Input material
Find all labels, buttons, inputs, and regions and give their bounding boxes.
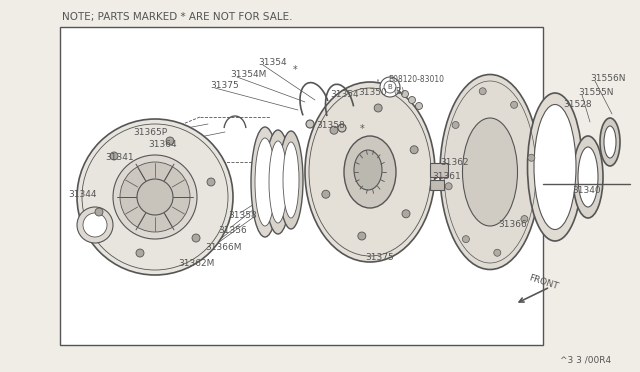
Text: *: * xyxy=(293,65,298,75)
Circle shape xyxy=(136,249,144,257)
Bar xyxy=(430,163,448,177)
Ellipse shape xyxy=(527,93,582,241)
Circle shape xyxy=(207,178,215,186)
Text: FRONT: FRONT xyxy=(528,273,560,291)
Text: 31340: 31340 xyxy=(572,186,600,195)
Circle shape xyxy=(77,119,233,275)
Text: *: * xyxy=(360,124,365,134)
Circle shape xyxy=(110,152,118,160)
Ellipse shape xyxy=(573,136,603,218)
Text: 31356: 31356 xyxy=(218,225,247,234)
Circle shape xyxy=(408,96,415,103)
Ellipse shape xyxy=(534,105,576,230)
Ellipse shape xyxy=(251,127,279,237)
Text: 31362: 31362 xyxy=(440,157,468,167)
Circle shape xyxy=(113,155,197,239)
Circle shape xyxy=(120,162,190,232)
Circle shape xyxy=(330,126,338,134)
Text: 31354M: 31354M xyxy=(230,70,266,78)
Text: (B): (B) xyxy=(393,87,404,96)
Circle shape xyxy=(192,234,200,242)
Text: 31354: 31354 xyxy=(330,90,358,99)
Text: 31528: 31528 xyxy=(563,99,591,109)
Text: 31362M: 31362M xyxy=(178,260,214,269)
Text: 31365P: 31365P xyxy=(133,128,167,137)
Text: ^3 3 /00R4: ^3 3 /00R4 xyxy=(560,356,611,365)
Text: 31556N: 31556N xyxy=(590,74,625,83)
Circle shape xyxy=(479,88,486,95)
Ellipse shape xyxy=(463,118,518,226)
Circle shape xyxy=(374,104,382,112)
Ellipse shape xyxy=(604,126,616,158)
Bar xyxy=(60,27,543,345)
Ellipse shape xyxy=(305,82,435,262)
Ellipse shape xyxy=(279,131,303,229)
Text: 31366M: 31366M xyxy=(205,243,241,251)
Circle shape xyxy=(452,122,459,128)
Text: 31354: 31354 xyxy=(258,58,287,67)
Ellipse shape xyxy=(600,118,620,166)
Circle shape xyxy=(95,208,103,216)
Circle shape xyxy=(358,232,366,240)
Circle shape xyxy=(401,90,408,97)
Text: 31375: 31375 xyxy=(210,80,239,90)
Ellipse shape xyxy=(578,147,598,207)
Circle shape xyxy=(83,213,107,237)
Circle shape xyxy=(415,103,422,109)
Ellipse shape xyxy=(255,138,275,226)
Text: 31344: 31344 xyxy=(68,189,97,199)
Text: B: B xyxy=(388,84,392,90)
Text: 31358: 31358 xyxy=(316,121,345,129)
Circle shape xyxy=(77,207,113,243)
Ellipse shape xyxy=(354,150,382,190)
Circle shape xyxy=(445,183,452,190)
Circle shape xyxy=(137,179,173,215)
Text: 31361: 31361 xyxy=(432,171,461,180)
Text: 31350: 31350 xyxy=(358,87,387,96)
Circle shape xyxy=(402,210,410,218)
Circle shape xyxy=(511,101,518,108)
Text: B08120-83010: B08120-83010 xyxy=(388,74,444,83)
Text: 31375: 31375 xyxy=(365,253,394,262)
Ellipse shape xyxy=(283,142,299,218)
Ellipse shape xyxy=(344,136,396,208)
Text: 31366: 31366 xyxy=(498,219,527,228)
Circle shape xyxy=(494,249,500,256)
Circle shape xyxy=(380,77,400,97)
Circle shape xyxy=(463,236,469,243)
Circle shape xyxy=(521,215,528,222)
Ellipse shape xyxy=(269,141,287,223)
Text: 31555N: 31555N xyxy=(578,87,614,96)
Ellipse shape xyxy=(265,130,291,234)
Circle shape xyxy=(410,146,418,154)
Circle shape xyxy=(166,137,174,145)
Circle shape xyxy=(528,154,535,161)
Text: 31341: 31341 xyxy=(105,153,134,161)
Circle shape xyxy=(306,120,314,128)
Bar xyxy=(430,180,444,190)
Text: NOTE; PARTS MARKED * ARE NOT FOR SALE.: NOTE; PARTS MARKED * ARE NOT FOR SALE. xyxy=(62,12,292,22)
Circle shape xyxy=(338,124,346,132)
Ellipse shape xyxy=(440,74,540,269)
Text: 31358: 31358 xyxy=(228,211,257,219)
Text: 31364: 31364 xyxy=(148,140,177,148)
Circle shape xyxy=(322,190,330,198)
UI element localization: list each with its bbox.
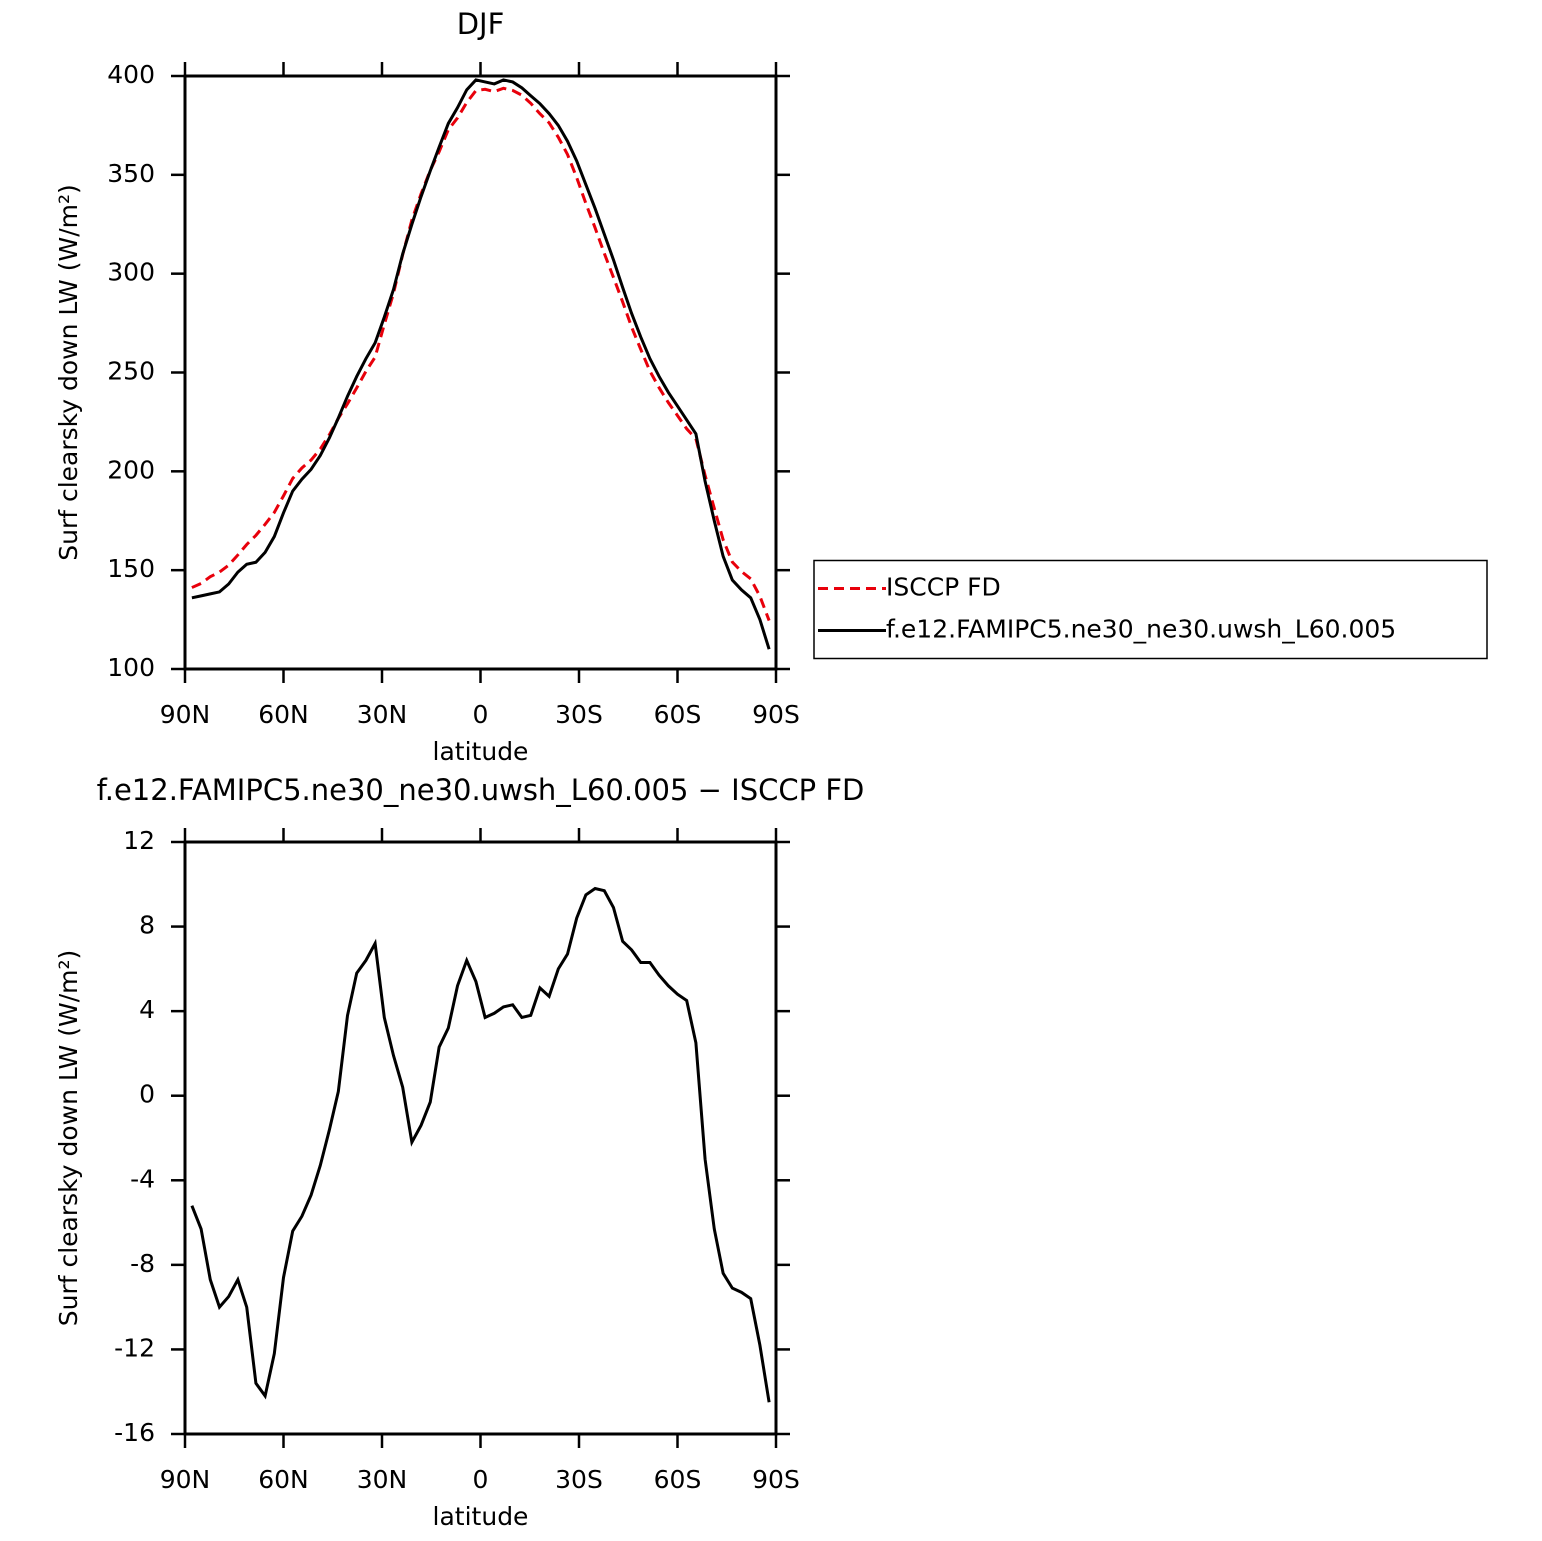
x-tick-label: 60N xyxy=(258,700,309,729)
y-tick-label: 400 xyxy=(107,60,155,89)
y-axis-label: Surf clearsky down LW (W/m²) xyxy=(54,950,83,1327)
plot-frame xyxy=(183,840,778,1436)
x-tick-label: 30N xyxy=(357,700,408,729)
x-tick-label: 30S xyxy=(555,700,603,729)
x-tick-label: 90N xyxy=(160,1465,211,1494)
y-tick-label: 250 xyxy=(107,357,155,386)
chart-title: DJF xyxy=(457,7,505,41)
y-tick-label: 350 xyxy=(107,159,155,188)
data-line xyxy=(191,78,771,650)
x-tick-label: 90S xyxy=(752,1465,800,1494)
chart-title: f.e12.FAMIPC5.ne30_ne30.uwsh_L60.005 − I… xyxy=(97,773,865,807)
data-line xyxy=(190,886,771,1403)
y-axis-label: Surf clearsky down LW (W/m²) xyxy=(54,184,83,561)
panel: DJF latitude Surf clearsky down LW (W/m²) 1… xyxy=(54,7,1488,766)
y-tick-label: 150 xyxy=(107,554,155,583)
y-tick-label: -12 xyxy=(114,1333,155,1362)
y-tick-label: 12 xyxy=(123,826,155,855)
x-tick-label: 90N xyxy=(160,700,211,729)
y-tick-label: 0 xyxy=(139,1080,155,1109)
x-tick-label: 90S xyxy=(752,700,800,729)
x-tick-label: 60S xyxy=(654,700,702,729)
legend-box xyxy=(813,559,1488,660)
y-tick-label: -8 xyxy=(130,1249,155,1278)
data-line xyxy=(191,86,771,622)
plot-frame xyxy=(183,74,778,671)
y-tick-label: 4 xyxy=(139,995,155,1024)
x-axis-label: latitude xyxy=(433,1502,529,1531)
x-tick-label: 0 xyxy=(473,700,489,729)
legend-label: f.e12.FAMIPC5.ne30_ne30.uwsh_L60.005 xyxy=(886,615,1396,644)
x-tick-label: 30S xyxy=(555,1465,603,1494)
x-tick-label: 60S xyxy=(654,1465,702,1494)
y-tick-label: -16 xyxy=(114,1418,155,1447)
y-tick-label: 8 xyxy=(139,911,155,940)
legend: ISCCP FD f.e12.FAMIPC5.ne30_ne30.uwsh_L60… xyxy=(813,559,1488,660)
y-tick-label: 100 xyxy=(107,653,155,682)
legend-label: ISCCP FD xyxy=(886,573,1001,602)
x-tick-label: 0 xyxy=(473,1465,489,1494)
x-tick-label: 30N xyxy=(357,1465,408,1494)
panel: f.e12.FAMIPC5.ne30_ne30.uwsh_L60.005 − I… xyxy=(54,773,864,1531)
x-tick-label: 60N xyxy=(258,1465,309,1494)
y-tick-label: 300 xyxy=(107,258,155,287)
y-tick-label: -4 xyxy=(130,1164,155,1193)
y-tick-label: 200 xyxy=(107,455,155,484)
x-axis-label: latitude xyxy=(433,737,529,766)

Stated goal
Copy every line of the entries above word for word, leaving out the pictures.

Worked solution
Find all labels, buttons, inputs, and regions and give their bounding boxes.
Text: *: * xyxy=(293,65,298,75)
Circle shape xyxy=(136,249,144,257)
Bar xyxy=(430,163,448,177)
Ellipse shape xyxy=(527,93,582,241)
Circle shape xyxy=(207,178,215,186)
Text: FRONT: FRONT xyxy=(528,273,560,291)
Text: 31340: 31340 xyxy=(572,186,600,195)
Circle shape xyxy=(77,119,233,275)
Text: *: * xyxy=(360,124,365,134)
Circle shape xyxy=(110,152,118,160)
Ellipse shape xyxy=(573,136,603,218)
Text: 31356: 31356 xyxy=(218,225,247,234)
Circle shape xyxy=(408,96,415,103)
Ellipse shape xyxy=(534,105,576,230)
Ellipse shape xyxy=(251,127,279,237)
Text: 31362: 31362 xyxy=(440,157,468,167)
Circle shape xyxy=(113,155,197,239)
Circle shape xyxy=(120,162,190,232)
Circle shape xyxy=(330,126,338,134)
Text: 31354M: 31354M xyxy=(230,70,266,78)
Text: (B): (B) xyxy=(393,87,404,96)
Circle shape xyxy=(192,234,200,242)
Text: 31354: 31354 xyxy=(330,90,358,99)
Text: 31528: 31528 xyxy=(563,99,591,109)
Text: 31362M: 31362M xyxy=(178,260,214,269)
Text: 31365P: 31365P xyxy=(133,128,167,137)
Text: ^3 3 /00R4: ^3 3 /00R4 xyxy=(560,356,611,365)
Text: 31556N: 31556N xyxy=(590,74,625,83)
Circle shape xyxy=(479,88,486,95)
Ellipse shape xyxy=(463,118,518,226)
Circle shape xyxy=(374,104,382,112)
Ellipse shape xyxy=(604,126,616,158)
Bar xyxy=(60,27,543,345)
Ellipse shape xyxy=(305,82,435,262)
Ellipse shape xyxy=(279,131,303,229)
Text: 31366M: 31366M xyxy=(205,243,241,251)
Circle shape xyxy=(452,122,459,128)
Text: 31354: 31354 xyxy=(258,58,287,67)
Ellipse shape xyxy=(600,118,620,166)
Circle shape xyxy=(95,208,103,216)
Circle shape xyxy=(358,232,366,240)
Circle shape xyxy=(401,90,408,97)
Text: 31375: 31375 xyxy=(210,80,239,90)
Ellipse shape xyxy=(578,147,598,207)
Circle shape xyxy=(83,213,107,237)
Circle shape xyxy=(415,103,422,109)
Ellipse shape xyxy=(255,138,275,226)
Text: 31344: 31344 xyxy=(68,189,97,199)
Text: B: B xyxy=(388,84,392,90)
Text: 31358: 31358 xyxy=(316,121,345,129)
Circle shape xyxy=(77,207,113,243)
Ellipse shape xyxy=(354,150,382,190)
Circle shape xyxy=(445,183,452,190)
Circle shape xyxy=(137,179,173,215)
Text: 31361: 31361 xyxy=(432,171,461,180)
Text: 31350: 31350 xyxy=(358,87,387,96)
Circle shape xyxy=(402,210,410,218)
Circle shape xyxy=(511,101,518,108)
Text: B08120-83010: B08120-83010 xyxy=(388,74,444,83)
Text: 31375: 31375 xyxy=(365,253,394,262)
Ellipse shape xyxy=(283,142,299,218)
Ellipse shape xyxy=(344,136,396,208)
Text: 31366: 31366 xyxy=(498,219,527,228)
Circle shape xyxy=(494,249,500,256)
Circle shape xyxy=(380,77,400,97)
Circle shape xyxy=(463,236,469,243)
Circle shape xyxy=(521,215,528,222)
Ellipse shape xyxy=(269,141,287,223)
Text: 31555N: 31555N xyxy=(578,87,614,96)
Ellipse shape xyxy=(265,130,291,234)
Circle shape xyxy=(410,146,418,154)
Circle shape xyxy=(166,137,174,145)
Circle shape xyxy=(528,154,535,161)
Text: 31341: 31341 xyxy=(105,153,134,161)
Circle shape xyxy=(306,120,314,128)
Bar xyxy=(430,180,444,190)
Text: NOTE; PARTS MARKED * ARE NOT FOR SALE.: NOTE; PARTS MARKED * ARE NOT FOR SALE. xyxy=(62,12,292,22)
Circle shape xyxy=(338,124,346,132)
Ellipse shape xyxy=(440,74,540,269)
Text: 31358: 31358 xyxy=(228,211,257,219)
Text: 31364: 31364 xyxy=(148,140,177,148)
Circle shape xyxy=(322,190,330,198)
UI element localization: list each with its bbox.
x-tick-label: 60N xyxy=(258,700,309,729)
y-tick-label: 400 xyxy=(107,60,155,89)
y-axis-label: Surf clearsky down LW (W/m²) xyxy=(54,950,83,1327)
plot-frame xyxy=(183,840,778,1436)
x-tick-label: 30N xyxy=(357,700,408,729)
x-tick-label: 30S xyxy=(555,700,603,729)
x-tick-label: 90N xyxy=(160,1465,211,1494)
y-tick-label: 250 xyxy=(107,357,155,386)
chart-title: DJF xyxy=(457,7,505,41)
y-tick-label: 350 xyxy=(107,159,155,188)
data-line xyxy=(191,78,771,650)
x-tick-label: 90S xyxy=(752,1465,800,1494)
chart-title: f.e12.FAMIPC5.ne30_ne30.uwsh_L60.005 − I… xyxy=(97,773,865,807)
data-line xyxy=(190,886,771,1403)
y-axis-label: Surf clearsky down LW (W/m²) xyxy=(54,184,83,561)
panel: DJF latitude Surf clearsky down LW (W/m²) 1… xyxy=(54,7,1488,766)
y-tick-label: 150 xyxy=(107,554,155,583)
y-tick-label: -12 xyxy=(114,1333,155,1362)
y-tick-label: 12 xyxy=(123,826,155,855)
x-tick-label: 90N xyxy=(160,700,211,729)
y-tick-label: 0 xyxy=(139,1080,155,1109)
x-tick-label: 90S xyxy=(752,700,800,729)
x-tick-label: 60S xyxy=(654,700,702,729)
legend-box xyxy=(813,559,1488,660)
y-tick-label: -8 xyxy=(130,1249,155,1278)
data-line xyxy=(191,86,771,622)
plot-frame xyxy=(183,74,778,671)
y-tick-label: 4 xyxy=(139,995,155,1024)
x-axis-label: latitude xyxy=(433,1502,529,1531)
x-tick-label: 0 xyxy=(473,700,489,729)
legend-label: f.e12.FAMIPC5.ne30_ne30.uwsh_L60.005 xyxy=(886,615,1396,644)
x-tick-label: 30S xyxy=(555,1465,603,1494)
x-tick-label: 60S xyxy=(654,1465,702,1494)
y-tick-label: -16 xyxy=(114,1418,155,1447)
y-tick-label: 8 xyxy=(139,911,155,940)
legend: ISCCP FD f.e12.FAMIPC5.ne30_ne30.uwsh_L60… xyxy=(813,559,1488,660)
y-tick-label: 100 xyxy=(107,653,155,682)
legend-label: ISCCP FD xyxy=(886,573,1001,602)
x-tick-label: 0 xyxy=(473,1465,489,1494)
x-tick-label: 30N xyxy=(357,1465,408,1494)
panel: f.e12.FAMIPC5.ne30_ne30.uwsh_L60.005 − I… xyxy=(54,773,864,1531)
x-tick-label: 60N xyxy=(258,1465,309,1494)
y-tick-label: 300 xyxy=(107,258,155,287)
y-tick-label: -4 xyxy=(130,1164,155,1193)
y-tick-label: 200 xyxy=(107,455,155,484)
x-axis-label: latitude xyxy=(433,737,529,766)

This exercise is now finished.